**Dataset entries**
'''

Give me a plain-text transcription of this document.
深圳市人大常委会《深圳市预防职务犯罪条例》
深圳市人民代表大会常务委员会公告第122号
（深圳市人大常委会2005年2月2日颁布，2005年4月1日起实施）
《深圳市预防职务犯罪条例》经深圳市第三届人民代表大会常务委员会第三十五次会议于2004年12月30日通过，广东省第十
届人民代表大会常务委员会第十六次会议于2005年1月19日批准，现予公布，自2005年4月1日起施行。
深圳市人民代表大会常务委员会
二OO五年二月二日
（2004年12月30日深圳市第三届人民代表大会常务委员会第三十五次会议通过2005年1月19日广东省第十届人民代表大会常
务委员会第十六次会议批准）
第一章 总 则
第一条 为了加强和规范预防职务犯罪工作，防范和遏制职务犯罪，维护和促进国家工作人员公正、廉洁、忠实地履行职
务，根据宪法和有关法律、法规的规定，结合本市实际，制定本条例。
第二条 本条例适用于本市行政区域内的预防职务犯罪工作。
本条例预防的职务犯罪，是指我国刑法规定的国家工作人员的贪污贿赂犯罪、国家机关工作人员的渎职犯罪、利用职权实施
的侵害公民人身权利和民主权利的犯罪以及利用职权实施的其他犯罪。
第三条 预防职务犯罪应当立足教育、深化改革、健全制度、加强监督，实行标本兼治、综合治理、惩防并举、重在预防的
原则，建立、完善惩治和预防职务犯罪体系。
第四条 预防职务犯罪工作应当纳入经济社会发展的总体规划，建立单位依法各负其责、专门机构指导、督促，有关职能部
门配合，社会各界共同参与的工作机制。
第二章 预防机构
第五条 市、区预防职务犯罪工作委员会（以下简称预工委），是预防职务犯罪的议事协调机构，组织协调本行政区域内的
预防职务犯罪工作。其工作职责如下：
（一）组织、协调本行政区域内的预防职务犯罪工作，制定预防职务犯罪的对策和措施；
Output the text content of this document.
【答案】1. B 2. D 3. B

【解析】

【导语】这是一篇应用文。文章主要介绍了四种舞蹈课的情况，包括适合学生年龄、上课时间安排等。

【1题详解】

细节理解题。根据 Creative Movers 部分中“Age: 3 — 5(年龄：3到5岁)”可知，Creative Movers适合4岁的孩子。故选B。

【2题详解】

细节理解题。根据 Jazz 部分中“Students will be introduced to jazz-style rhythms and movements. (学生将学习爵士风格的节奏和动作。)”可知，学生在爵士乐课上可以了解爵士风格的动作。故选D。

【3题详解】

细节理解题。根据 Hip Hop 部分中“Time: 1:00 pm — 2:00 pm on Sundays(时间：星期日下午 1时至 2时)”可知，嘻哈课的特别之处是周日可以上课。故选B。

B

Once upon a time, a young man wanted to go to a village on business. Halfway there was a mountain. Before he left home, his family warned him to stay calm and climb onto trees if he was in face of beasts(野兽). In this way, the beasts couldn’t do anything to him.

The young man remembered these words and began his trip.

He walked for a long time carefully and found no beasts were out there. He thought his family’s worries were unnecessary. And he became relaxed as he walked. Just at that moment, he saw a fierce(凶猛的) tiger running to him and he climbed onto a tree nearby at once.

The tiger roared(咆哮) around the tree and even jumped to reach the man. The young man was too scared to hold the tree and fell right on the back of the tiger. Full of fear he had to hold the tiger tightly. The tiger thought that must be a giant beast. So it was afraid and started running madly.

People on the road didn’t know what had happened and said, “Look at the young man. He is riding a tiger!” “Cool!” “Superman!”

'''

**BRIEF**
Set down the entries verbatim, leaving none out.

**EXPECTED ANSWER**
Give me a plain-text transcription of this document.
深圳市人大常委会《深圳市预防职务犯罪条例》
深圳市人民代表大会常务委员会公告第122号
（深圳市人大常委会2005年2月2日颁布，2005年4月1日起实施）
《深圳市预防职务犯罪条例》经深圳市第三届人民代表大会常务委员会第三十五次会议于2004年12月30日通过，广东省第十
届人民代表大会常务委员会第十六次会议于2005年1月19日批准，现予公布，自2005年4月1日起施行。
深圳市人民代表大会常务委员会
二OO五年二月二日
（2004年12月30日深圳市第三届人民代表大会常务委员会第三十五次会议通过2005年1月19日广东省第十届人民代表大会常
务委员会第十六次会议批准）
第一章 总 则
第一条 为了加强和规范预防职务犯罪工作，防范和遏制职务犯罪，维护和促进国家工作人员公正、廉洁、忠实地履行职
务，根据宪法和有关法律、法规的规定，结合本市实际，制定本条例。
第二条 本条例适用于本市行政区域内的预防职务犯罪工作。
本条例预防的职务犯罪，是指我国刑法规定的国家工作人员的贪污贿赂犯罪、国家机关工作人员的渎职犯罪、利用职权实施
的侵害公民人身权利和民主权利的犯罪以及利用职权实施的其他犯罪。
第三条 预防职务犯罪应当立足教育、深化改革、健全制度、加强监督，实行标本兼治、综合治理、惩防并举、重在预防的
原则，建立、完善惩治和预防职务犯罪体系。
第四条 预防职务犯罪工作应当纳入经济社会发展的总体规划，建立单位依法各负其责、专门机构指导、督促，有关职能部
门配合，社会各界共同参与的工作机制。
第二章 预防机构
第五条 市、区预防职务犯罪工作委员会（以下简称预工委），是预防职务犯罪的议事协调机构，组织协调本行政区域内的
预防职务犯罪工作。其工作职责如下：
（一）组织、协调本行政区域内的预防职务犯罪工作，制定预防职务犯罪的对策和措施；
Output the text content of this document.
【答案】1. B 2. D 3. B

【解析】

【导语】这是一篇应用文。文章主要介绍了四种舞蹈课的情况，包括适合学生年龄、上课时间安排等。

【1题详解】

细节理解题。根据 Creative Movers 部分中“Age: 3 — 5(年龄：3到5岁)”可知，Creative Movers适合4岁的孩子。故选B。

【2题详解】

细节理解题。根据 Jazz 部分中“Students will be introduced to jazz-style rhythms and movements. (学生将学习爵士风格的节奏和动作。)”可知，学生在爵士乐课上可以了解爵士风格的动作。故选D。

【3题详解】

细节理解题。根据 Hip Hop 部分中“Time: 1:00 pm — 2:00 pm on Sundays(时间：星期日下午 1时至 2时)”可知，嘻哈课的特别之处是周日可以上课。故选B。

B

Once upon a time, a young man wanted to go to a village on business. Halfway there was a mountain. Before he left home, his family warned him to stay calm and climb onto trees if he was in face of beasts(野兽). In this way, the beasts couldn’t do anything to him.

The young man remembered these words and began his trip.

He walked for a long time carefully and found no beasts were out there. He thought his family’s worries were unnecessary. And he became relaxed as he walked. Just at that moment, he saw a fierce(凶猛的) tiger running to him and he climbed onto a tree nearby at once.

The tiger roared(咆哮) around the tree and even jumped to reach the man. The young man was too scared to hold the tree and fell right on the back of the tiger. Full of fear he had to hold the tiger tightly. The tiger thought that must be a giant beast. So it was afraid and started running madly.

People on the road didn’t know what had happened and said, “Look at the young man. He is riding a tiger!” “Cool!” “Superman!”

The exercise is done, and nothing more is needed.